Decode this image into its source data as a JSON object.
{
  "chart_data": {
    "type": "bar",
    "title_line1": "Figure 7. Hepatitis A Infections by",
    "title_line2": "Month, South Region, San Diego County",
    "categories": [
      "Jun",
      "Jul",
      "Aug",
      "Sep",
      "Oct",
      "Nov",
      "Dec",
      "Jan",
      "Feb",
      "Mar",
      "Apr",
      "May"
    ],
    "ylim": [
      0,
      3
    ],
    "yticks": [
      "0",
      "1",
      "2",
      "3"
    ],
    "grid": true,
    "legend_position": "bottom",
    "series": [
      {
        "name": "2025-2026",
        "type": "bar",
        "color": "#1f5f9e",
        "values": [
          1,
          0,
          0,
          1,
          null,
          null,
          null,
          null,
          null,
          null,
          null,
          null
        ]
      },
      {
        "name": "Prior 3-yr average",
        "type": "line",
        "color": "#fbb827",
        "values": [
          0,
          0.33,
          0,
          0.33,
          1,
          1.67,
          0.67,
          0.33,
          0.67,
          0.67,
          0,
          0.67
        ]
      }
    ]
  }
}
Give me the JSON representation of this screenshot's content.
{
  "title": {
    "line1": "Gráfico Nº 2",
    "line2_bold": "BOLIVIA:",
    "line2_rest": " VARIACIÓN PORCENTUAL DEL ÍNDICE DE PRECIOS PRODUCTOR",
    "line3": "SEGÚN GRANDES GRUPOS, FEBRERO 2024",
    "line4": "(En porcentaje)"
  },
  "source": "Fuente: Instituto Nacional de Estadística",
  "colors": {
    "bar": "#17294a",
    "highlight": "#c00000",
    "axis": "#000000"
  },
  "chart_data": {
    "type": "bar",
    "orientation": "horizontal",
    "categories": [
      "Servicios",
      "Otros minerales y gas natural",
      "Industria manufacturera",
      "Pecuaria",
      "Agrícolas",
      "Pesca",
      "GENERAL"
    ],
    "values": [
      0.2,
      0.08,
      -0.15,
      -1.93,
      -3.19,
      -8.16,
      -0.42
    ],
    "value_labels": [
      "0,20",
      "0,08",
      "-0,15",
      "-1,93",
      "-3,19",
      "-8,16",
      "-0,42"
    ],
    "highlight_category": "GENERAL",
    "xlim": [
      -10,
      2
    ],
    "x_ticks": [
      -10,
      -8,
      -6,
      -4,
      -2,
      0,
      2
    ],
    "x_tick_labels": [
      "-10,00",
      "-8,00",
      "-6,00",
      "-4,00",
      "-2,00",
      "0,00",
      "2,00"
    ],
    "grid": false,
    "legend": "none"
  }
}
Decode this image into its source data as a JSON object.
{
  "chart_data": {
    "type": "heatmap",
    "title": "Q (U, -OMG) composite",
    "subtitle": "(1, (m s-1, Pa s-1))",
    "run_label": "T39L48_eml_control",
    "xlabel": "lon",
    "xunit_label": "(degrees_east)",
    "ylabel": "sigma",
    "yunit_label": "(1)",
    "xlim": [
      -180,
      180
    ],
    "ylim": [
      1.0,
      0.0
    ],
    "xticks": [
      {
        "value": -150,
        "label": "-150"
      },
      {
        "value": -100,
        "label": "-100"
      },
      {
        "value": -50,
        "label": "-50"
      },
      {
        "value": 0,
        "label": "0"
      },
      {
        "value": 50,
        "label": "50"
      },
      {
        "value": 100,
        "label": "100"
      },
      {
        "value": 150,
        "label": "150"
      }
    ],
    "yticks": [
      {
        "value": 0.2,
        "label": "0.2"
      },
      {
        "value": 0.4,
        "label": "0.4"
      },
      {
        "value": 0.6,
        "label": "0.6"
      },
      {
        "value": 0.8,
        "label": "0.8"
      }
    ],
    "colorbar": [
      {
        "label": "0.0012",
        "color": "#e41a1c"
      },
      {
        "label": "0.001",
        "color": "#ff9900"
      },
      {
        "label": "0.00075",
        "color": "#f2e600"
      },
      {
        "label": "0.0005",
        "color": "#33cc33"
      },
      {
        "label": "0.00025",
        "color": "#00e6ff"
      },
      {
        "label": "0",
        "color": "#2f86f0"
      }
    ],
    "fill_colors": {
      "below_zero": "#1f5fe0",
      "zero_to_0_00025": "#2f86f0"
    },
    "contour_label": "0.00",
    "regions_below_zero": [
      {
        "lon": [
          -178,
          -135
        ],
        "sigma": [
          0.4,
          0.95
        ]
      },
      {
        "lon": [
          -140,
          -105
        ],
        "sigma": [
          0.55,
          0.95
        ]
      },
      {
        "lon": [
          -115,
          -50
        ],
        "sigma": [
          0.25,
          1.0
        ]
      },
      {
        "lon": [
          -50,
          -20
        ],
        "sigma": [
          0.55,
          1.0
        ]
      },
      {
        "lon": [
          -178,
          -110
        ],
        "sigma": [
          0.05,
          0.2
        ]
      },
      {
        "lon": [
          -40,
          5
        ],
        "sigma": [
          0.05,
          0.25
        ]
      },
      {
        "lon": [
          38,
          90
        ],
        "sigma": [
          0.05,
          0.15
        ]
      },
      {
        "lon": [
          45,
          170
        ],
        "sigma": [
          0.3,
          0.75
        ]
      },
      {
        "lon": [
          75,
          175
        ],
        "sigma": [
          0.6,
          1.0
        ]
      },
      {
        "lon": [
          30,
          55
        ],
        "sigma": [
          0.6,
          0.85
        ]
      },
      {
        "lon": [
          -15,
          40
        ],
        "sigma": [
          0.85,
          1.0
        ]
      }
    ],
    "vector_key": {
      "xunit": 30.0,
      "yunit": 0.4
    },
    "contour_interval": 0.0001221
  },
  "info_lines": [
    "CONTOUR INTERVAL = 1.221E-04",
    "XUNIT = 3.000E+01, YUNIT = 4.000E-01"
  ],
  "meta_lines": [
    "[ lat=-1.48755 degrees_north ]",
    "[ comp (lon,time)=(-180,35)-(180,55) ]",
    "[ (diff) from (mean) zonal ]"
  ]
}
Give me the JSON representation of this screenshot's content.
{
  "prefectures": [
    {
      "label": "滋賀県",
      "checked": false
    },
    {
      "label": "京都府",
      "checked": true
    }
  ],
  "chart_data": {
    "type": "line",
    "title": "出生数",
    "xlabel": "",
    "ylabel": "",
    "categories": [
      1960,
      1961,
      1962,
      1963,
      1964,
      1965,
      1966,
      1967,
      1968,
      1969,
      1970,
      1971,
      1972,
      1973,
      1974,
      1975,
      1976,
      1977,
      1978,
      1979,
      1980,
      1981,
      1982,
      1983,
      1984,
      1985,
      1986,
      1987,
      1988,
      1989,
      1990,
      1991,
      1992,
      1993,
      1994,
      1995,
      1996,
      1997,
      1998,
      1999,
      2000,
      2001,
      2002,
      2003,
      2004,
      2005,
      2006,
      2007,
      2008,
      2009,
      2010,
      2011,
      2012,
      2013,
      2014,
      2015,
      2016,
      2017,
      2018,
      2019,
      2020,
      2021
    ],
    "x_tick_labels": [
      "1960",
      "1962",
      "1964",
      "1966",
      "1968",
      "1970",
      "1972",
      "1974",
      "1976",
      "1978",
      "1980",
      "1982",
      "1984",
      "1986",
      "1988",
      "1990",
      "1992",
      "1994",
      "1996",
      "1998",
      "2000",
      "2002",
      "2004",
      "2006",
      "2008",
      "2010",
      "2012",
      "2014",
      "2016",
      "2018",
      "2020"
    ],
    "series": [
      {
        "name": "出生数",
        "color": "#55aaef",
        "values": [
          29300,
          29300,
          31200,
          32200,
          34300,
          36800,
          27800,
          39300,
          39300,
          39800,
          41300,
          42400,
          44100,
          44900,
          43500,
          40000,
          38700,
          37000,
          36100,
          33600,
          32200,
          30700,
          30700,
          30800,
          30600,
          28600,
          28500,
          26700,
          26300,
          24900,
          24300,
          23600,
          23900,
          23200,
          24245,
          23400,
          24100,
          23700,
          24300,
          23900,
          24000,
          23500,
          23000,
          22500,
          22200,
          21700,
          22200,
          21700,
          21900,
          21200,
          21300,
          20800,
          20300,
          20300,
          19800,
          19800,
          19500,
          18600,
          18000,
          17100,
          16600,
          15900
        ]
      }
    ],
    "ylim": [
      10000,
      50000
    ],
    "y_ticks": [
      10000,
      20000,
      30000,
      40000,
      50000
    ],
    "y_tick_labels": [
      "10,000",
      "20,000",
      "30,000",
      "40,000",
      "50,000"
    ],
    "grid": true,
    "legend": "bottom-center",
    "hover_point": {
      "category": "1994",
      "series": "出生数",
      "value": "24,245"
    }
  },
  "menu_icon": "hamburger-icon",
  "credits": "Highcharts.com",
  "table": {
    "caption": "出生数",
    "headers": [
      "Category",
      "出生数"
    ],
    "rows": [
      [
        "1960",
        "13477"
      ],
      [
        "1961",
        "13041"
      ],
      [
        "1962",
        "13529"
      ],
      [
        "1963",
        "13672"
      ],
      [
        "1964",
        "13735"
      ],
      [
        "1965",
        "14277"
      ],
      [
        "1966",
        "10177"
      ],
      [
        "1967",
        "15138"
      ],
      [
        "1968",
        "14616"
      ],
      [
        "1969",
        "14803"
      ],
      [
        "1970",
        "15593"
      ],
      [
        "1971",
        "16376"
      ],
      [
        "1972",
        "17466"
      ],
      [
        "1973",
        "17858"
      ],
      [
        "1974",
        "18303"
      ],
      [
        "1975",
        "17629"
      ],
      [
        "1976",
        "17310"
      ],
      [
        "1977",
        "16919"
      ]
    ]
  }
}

---

Tell how many lines in the material contain the word "name". Only the number is wanted.

3